Repeat each entry word for word. Leave any images out of the copy.

Data records:
○ ○ ○ ○ ○ ○ ○

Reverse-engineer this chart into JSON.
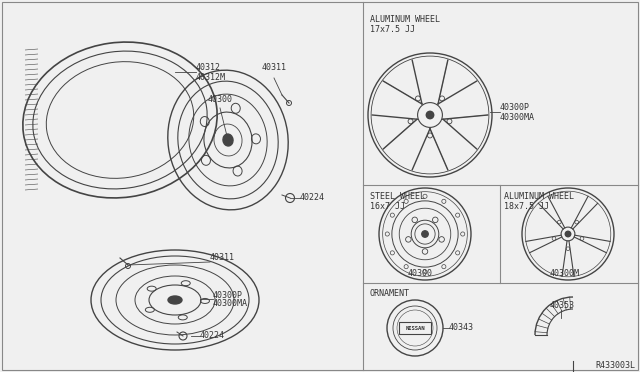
{
  "bg_color": "#f0f0f0",
  "line_color": "#444444",
  "border_color": "#888888",
  "text_color": "#333333",
  "labels": {
    "alum17": "ALUMINUM WHEEL\n17x7.5 JJ",
    "alum17_part1": "40300P",
    "alum17_part2": "40300MA",
    "steel16_title": "STEEL WHEEL\n16x7 JJ",
    "steel16_part": "40300",
    "alum18_title": "ALUMINUM WHEEL\n18x7.5 JJ",
    "alum18_part": "40300M",
    "ornament": "ORNAMENT",
    "orn_part": "40343",
    "arc_part": "40353",
    "ref": "R433003L",
    "tire_part1": "40312",
    "tire_part2": "40312M",
    "valve1": "40311",
    "valve2": "40311",
    "hub_top": "40300",
    "nut1": "40224",
    "nut2": "40224",
    "wheel_left_part1": "40300P",
    "wheel_left_part2": "40300MA"
  }
}
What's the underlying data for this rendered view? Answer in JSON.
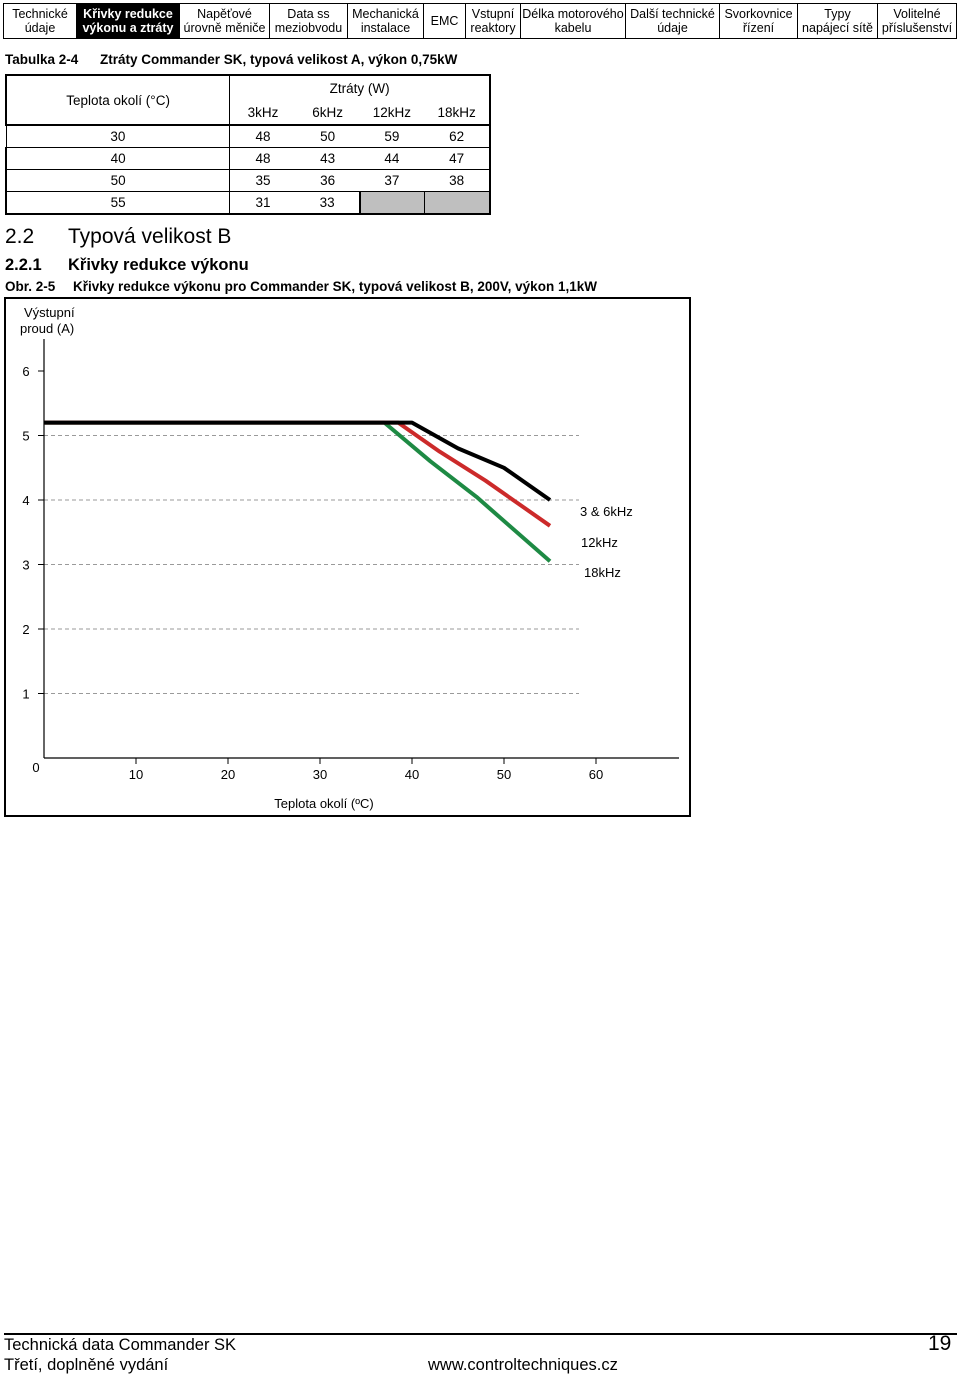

○ ○ ○ ○ ○ ○ ○

# Exercise response
Reverse-engineer this chart into JSON.
{
  "bg_color": "#f0f0f0",
  "line_color": "#444444",
  "border_color": "#888888",
  "text_color": "#333333",
  "labels": {
    "alum17": "ALUMINUM WHEEL\n17x7.5 JJ",
    "alum17_part1": "40300P",
    "alum17_part2": "40300MA",
    "steel16_title": "STEEL WHEEL\n16x7 JJ",
    "steel16_part": "40300",
    "alum18_title": "ALUMINUM WHEEL\n18x7.5 JJ",
    "alum18_part": "40300M",
    "ornament": "ORNAMENT",
    "orn_part": "40343",
    "arc_part": "40353",
    "ref": "R433003L",
    "tire_part1": "40312",
    "tire_part2": "40312M",
    "valve1": "40311",
    "valve2": "40311",
    "hub_top": "40300",
    "nut1": "40224",
    "nut2": "40224",
    "wheel_left_part1": "40300P",
    "wheel_left_part2": "40300MA"
  }
}
What's the underlying data for this rendered view? Answer in JSON.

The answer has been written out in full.